**WHAT THIS TASK INVOLVES**
Reproduce word for word everything from the very start of the material below down to and including the line that contains "data-point: [650, 267, 658, 275]".

**AVAILABLE DATA**
::::::::::
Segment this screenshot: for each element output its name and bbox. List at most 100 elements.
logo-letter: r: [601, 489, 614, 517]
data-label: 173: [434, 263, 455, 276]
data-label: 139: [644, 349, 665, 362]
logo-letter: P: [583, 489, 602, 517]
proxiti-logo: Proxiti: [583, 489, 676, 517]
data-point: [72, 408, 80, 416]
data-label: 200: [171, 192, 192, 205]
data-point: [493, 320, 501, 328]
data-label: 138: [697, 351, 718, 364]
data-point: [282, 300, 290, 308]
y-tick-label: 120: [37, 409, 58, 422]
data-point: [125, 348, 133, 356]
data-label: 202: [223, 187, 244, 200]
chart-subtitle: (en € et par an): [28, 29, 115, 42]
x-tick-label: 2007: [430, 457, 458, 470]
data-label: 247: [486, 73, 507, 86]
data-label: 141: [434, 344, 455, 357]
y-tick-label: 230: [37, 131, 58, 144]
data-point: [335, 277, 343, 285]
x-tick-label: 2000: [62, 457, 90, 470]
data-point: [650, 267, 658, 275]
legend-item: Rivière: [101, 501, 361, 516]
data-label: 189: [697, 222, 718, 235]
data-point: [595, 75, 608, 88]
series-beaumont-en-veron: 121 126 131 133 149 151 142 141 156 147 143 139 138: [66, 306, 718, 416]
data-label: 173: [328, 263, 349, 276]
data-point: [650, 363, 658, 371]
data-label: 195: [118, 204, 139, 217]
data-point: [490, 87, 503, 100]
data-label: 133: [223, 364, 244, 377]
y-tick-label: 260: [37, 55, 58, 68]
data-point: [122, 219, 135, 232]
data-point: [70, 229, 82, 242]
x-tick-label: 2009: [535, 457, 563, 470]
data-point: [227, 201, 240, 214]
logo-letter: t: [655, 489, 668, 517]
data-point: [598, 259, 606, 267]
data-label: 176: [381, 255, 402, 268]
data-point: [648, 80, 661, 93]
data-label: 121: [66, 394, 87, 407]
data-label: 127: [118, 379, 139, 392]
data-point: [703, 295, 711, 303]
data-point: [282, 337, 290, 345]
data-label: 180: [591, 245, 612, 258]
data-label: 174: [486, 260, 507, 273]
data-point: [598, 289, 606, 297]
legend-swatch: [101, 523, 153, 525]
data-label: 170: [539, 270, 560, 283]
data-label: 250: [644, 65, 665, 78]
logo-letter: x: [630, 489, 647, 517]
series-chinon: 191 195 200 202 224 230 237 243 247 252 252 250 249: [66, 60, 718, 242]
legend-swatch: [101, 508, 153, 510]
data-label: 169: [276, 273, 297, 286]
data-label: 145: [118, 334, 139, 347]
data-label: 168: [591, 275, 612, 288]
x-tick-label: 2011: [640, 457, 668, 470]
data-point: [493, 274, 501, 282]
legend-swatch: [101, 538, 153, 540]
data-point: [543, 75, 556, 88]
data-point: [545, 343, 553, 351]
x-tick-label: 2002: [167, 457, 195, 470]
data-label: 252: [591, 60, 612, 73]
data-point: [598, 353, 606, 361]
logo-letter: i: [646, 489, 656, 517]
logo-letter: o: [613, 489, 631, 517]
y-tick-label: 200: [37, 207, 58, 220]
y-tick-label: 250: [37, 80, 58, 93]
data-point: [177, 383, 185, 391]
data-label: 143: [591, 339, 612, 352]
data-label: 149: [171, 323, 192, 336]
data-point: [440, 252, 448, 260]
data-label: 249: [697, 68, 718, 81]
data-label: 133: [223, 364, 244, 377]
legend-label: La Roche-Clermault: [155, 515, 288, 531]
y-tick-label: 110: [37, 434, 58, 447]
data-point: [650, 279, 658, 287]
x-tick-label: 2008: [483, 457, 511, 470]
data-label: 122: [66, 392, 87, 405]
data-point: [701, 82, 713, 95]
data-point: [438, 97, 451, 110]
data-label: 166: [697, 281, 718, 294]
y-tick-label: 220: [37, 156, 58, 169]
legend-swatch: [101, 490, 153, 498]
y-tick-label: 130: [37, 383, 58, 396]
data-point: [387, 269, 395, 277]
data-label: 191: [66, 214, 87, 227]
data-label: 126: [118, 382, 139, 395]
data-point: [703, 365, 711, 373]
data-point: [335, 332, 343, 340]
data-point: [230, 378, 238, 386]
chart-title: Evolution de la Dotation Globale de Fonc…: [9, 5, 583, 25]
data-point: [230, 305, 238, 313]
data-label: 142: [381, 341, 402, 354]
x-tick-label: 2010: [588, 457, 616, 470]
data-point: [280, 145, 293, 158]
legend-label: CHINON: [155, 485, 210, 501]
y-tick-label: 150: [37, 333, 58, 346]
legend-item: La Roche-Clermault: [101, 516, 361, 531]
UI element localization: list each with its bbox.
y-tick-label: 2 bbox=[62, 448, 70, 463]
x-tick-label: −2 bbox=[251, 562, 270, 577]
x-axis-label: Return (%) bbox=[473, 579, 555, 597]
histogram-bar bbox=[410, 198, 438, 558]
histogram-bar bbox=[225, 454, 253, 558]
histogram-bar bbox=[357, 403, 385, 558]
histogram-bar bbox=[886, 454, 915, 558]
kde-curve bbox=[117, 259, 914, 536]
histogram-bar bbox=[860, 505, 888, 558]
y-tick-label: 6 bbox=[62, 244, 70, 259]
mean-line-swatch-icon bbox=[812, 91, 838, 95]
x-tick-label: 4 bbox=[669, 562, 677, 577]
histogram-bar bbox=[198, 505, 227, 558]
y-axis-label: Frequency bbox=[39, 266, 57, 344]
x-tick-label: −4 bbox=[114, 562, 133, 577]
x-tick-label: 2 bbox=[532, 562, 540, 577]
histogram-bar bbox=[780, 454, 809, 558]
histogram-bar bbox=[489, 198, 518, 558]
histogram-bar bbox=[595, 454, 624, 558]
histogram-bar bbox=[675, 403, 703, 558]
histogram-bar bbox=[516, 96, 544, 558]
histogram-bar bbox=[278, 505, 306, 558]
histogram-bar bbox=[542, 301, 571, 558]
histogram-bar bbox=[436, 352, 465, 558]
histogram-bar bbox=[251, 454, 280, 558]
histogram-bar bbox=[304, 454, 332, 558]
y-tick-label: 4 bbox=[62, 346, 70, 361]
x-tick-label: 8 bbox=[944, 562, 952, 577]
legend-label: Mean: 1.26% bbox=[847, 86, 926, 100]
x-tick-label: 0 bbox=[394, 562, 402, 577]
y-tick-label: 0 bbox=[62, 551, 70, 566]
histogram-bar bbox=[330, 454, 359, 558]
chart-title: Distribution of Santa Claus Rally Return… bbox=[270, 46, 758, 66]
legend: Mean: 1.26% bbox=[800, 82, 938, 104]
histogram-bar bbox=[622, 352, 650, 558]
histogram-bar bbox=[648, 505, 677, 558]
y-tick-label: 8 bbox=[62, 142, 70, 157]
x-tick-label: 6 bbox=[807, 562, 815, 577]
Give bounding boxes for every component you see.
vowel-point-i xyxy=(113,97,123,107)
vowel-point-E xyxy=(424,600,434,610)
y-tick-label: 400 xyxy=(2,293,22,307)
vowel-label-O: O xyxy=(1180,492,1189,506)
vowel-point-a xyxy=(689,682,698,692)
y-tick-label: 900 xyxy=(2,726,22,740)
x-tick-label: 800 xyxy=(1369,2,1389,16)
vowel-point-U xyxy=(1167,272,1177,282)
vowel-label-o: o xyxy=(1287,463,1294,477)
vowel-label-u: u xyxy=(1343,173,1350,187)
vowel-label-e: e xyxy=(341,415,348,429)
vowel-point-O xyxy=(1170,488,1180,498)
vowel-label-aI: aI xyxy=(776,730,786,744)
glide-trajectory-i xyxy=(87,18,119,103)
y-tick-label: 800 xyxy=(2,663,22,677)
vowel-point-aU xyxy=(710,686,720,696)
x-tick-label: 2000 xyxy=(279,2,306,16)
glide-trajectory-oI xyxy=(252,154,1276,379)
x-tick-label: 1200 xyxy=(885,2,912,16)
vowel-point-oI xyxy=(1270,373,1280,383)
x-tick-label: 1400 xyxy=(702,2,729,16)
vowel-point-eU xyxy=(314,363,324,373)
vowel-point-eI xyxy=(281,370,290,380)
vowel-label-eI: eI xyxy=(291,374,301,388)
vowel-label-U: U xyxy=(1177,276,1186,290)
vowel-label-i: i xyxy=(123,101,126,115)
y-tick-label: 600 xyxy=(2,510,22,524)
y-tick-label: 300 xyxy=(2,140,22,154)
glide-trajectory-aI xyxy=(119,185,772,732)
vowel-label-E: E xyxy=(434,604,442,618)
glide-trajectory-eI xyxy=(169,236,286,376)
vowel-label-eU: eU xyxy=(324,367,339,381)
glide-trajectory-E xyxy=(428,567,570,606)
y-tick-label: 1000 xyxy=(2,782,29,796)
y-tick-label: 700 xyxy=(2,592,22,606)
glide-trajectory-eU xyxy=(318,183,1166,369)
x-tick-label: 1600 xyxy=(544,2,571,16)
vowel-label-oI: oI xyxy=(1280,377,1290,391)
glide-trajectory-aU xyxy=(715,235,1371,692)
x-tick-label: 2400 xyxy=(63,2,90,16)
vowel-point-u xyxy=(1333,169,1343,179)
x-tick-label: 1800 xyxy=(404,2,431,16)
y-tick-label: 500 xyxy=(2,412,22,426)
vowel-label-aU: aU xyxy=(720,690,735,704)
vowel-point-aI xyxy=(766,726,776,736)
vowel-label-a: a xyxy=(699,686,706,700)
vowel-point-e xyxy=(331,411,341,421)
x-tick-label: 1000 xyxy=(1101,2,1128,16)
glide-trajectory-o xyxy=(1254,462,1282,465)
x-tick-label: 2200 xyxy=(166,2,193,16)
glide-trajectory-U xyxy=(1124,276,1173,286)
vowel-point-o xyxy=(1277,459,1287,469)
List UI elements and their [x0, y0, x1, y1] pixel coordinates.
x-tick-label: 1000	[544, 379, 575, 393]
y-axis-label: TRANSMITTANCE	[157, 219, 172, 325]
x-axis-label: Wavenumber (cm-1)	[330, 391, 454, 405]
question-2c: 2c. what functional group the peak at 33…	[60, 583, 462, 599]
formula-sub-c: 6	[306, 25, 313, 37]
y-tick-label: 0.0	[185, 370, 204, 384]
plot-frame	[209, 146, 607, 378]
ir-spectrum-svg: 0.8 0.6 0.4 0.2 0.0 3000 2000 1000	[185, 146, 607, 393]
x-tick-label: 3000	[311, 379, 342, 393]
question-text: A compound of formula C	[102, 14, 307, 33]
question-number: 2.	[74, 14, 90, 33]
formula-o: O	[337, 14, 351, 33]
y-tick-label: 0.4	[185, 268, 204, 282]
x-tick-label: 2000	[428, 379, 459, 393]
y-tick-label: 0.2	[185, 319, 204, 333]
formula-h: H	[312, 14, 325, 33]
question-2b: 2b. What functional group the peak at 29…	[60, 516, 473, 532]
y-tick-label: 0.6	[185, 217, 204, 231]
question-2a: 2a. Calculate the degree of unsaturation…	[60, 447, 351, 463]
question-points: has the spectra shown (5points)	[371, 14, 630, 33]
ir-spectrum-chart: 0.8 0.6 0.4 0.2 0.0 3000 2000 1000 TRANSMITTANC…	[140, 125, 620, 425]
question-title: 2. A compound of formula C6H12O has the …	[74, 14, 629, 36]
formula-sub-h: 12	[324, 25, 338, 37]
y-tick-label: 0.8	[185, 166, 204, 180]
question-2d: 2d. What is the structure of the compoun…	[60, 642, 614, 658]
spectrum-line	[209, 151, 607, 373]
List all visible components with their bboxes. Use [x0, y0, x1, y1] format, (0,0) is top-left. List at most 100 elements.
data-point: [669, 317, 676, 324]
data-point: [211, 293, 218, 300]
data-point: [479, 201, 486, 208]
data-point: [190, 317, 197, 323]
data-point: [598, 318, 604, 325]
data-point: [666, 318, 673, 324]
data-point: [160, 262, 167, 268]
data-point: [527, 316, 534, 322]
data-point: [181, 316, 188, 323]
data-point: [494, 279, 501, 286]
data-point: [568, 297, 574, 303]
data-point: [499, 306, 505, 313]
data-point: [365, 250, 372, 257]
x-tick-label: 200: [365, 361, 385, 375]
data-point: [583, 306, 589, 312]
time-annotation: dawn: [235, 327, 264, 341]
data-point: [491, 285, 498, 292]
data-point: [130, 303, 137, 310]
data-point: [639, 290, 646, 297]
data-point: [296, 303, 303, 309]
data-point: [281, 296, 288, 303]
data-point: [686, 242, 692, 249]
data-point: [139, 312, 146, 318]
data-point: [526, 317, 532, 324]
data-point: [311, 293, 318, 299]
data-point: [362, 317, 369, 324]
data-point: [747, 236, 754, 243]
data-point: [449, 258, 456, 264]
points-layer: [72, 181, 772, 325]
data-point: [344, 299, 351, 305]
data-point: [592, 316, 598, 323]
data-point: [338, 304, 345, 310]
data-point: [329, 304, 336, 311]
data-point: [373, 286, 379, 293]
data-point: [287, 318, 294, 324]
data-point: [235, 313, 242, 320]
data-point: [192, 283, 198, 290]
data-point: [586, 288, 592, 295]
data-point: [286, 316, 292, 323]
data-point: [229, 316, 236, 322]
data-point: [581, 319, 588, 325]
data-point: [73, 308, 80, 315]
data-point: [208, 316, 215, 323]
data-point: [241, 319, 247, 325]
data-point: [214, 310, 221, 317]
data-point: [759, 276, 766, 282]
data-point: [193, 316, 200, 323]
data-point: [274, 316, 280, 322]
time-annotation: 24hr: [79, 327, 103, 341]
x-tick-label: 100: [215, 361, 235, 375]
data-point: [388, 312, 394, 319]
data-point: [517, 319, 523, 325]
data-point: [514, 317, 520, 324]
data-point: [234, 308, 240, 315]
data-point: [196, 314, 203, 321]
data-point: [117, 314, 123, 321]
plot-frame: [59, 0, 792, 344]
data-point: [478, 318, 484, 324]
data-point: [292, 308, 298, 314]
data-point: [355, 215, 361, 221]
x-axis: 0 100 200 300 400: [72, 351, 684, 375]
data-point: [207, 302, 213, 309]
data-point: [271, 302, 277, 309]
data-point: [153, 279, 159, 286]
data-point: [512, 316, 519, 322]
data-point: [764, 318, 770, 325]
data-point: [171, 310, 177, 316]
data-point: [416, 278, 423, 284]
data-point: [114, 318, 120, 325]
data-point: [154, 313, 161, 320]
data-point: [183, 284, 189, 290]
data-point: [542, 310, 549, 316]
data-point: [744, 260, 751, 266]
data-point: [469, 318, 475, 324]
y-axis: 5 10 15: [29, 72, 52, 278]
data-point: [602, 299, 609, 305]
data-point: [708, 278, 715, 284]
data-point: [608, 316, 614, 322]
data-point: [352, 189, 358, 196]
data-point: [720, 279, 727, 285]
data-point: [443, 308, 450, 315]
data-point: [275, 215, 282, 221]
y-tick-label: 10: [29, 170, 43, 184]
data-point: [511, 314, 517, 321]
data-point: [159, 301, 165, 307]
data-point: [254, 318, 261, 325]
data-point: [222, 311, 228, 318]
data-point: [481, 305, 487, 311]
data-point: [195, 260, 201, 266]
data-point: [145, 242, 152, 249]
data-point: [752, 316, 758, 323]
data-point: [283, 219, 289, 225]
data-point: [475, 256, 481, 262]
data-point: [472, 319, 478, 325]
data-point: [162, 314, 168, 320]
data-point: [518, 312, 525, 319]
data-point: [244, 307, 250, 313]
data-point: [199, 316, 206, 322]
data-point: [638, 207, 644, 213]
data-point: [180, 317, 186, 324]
::::::::::
**EXERCISE ANSWER**
Segment this screenshot: for each element output its name and bbox. List at most 100 elements.
logo-letter: r: [601, 489, 614, 517]
data-label: 173: [434, 263, 455, 276]
data-label: 139: [644, 349, 665, 362]
logo-letter: P: [583, 489, 602, 517]
proxiti-logo: Proxiti: [583, 489, 676, 517]
data-point: [72, 408, 80, 416]
data-label: 200: [171, 192, 192, 205]
data-point: [493, 320, 501, 328]
data-label: 138: [697, 351, 718, 364]
data-point: [282, 300, 290, 308]
y-tick-label: 120: [37, 409, 58, 422]
data-point: [125, 348, 133, 356]
data-label: 202: [223, 187, 244, 200]
chart-subtitle: (en € et par an): [28, 29, 115, 42]
x-tick-label: 2007: [430, 457, 458, 470]
data-label: 247: [486, 73, 507, 86]
data-label: 141: [434, 344, 455, 357]
y-tick-label: 230: [37, 131, 58, 144]
data-point: [335, 277, 343, 285]
x-tick-label: 2000: [62, 457, 90, 470]
data-point: [650, 267, 658, 275]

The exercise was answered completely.